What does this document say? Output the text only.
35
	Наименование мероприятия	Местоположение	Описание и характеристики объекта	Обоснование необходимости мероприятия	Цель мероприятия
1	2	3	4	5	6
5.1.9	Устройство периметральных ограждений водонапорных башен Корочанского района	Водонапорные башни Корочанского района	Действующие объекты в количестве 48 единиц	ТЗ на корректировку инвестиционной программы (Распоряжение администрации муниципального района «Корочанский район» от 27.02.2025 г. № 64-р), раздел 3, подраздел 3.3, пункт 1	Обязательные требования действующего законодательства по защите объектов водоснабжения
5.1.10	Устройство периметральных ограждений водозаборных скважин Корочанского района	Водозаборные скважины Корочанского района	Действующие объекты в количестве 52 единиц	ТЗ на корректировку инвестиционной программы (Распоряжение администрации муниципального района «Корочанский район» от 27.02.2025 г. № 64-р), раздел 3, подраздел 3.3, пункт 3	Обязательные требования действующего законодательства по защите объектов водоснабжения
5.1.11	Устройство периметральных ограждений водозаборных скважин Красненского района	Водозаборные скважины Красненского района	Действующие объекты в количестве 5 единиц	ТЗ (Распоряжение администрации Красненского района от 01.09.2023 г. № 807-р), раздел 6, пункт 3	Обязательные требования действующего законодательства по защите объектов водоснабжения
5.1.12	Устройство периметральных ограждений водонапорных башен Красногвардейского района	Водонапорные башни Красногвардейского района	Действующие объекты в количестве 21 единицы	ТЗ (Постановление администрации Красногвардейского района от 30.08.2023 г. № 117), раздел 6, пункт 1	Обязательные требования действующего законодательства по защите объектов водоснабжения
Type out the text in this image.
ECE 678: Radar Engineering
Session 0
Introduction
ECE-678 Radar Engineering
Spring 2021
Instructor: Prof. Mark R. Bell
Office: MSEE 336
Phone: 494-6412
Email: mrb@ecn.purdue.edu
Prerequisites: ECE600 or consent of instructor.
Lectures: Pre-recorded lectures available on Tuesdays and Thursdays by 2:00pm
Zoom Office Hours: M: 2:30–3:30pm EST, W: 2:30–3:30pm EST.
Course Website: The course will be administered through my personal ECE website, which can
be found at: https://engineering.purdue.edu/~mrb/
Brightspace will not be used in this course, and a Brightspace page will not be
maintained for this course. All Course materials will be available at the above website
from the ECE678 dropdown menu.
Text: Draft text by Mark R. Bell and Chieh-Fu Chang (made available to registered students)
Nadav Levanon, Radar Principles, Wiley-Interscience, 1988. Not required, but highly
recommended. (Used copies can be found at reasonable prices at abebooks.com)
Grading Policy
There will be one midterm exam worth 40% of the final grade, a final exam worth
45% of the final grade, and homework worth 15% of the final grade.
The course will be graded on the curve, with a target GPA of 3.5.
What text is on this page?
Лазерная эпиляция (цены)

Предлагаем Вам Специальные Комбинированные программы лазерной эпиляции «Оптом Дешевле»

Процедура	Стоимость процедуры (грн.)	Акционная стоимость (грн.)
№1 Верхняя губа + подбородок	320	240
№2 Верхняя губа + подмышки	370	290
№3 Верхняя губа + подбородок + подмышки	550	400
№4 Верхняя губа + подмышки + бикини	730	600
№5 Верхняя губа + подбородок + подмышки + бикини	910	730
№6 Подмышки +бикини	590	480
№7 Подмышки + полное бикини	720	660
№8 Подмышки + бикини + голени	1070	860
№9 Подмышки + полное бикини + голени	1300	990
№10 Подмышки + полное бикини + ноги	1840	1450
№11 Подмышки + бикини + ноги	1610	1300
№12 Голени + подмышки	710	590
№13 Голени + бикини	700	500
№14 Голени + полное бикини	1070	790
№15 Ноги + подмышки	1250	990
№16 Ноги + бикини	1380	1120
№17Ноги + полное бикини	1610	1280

-=-=-

Using the entries above, return each line that includes the word "Верхняя".

The result.
№1 Верхняя губа + подбородок	320	240
№2 Верхняя губа + подмышки	370	290
№3 Верхняя губа + подбородок + подмышки	550	400
№4 Верхняя губа + подмышки + бикини	730	600
№5 Верхняя губа + подбородок + подмышки + бикини	910	730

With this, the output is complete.